Exercise goal
Copy each line that contains the word "почта".

(Lines of data)
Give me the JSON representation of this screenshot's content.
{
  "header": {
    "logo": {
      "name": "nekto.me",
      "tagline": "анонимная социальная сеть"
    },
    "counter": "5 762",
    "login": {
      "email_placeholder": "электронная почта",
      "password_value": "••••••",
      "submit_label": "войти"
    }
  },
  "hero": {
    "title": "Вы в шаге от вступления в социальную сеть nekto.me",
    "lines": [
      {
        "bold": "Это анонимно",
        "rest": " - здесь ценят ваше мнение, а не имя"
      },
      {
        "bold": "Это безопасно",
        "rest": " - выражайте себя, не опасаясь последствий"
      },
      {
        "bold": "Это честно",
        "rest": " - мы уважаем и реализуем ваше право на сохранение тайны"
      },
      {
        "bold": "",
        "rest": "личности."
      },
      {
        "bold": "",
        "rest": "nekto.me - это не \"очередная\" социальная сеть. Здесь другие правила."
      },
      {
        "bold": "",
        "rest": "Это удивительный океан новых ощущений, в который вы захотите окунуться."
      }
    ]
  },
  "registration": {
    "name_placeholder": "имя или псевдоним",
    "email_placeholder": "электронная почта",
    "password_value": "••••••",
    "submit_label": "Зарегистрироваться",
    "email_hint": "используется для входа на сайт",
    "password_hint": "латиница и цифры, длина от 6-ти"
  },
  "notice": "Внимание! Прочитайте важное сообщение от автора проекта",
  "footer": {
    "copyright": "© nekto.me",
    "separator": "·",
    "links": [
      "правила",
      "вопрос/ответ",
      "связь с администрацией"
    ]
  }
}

Answer to the problem
      "email_placeholder": "электронная почта",
    "email_placeholder": "электронная почта",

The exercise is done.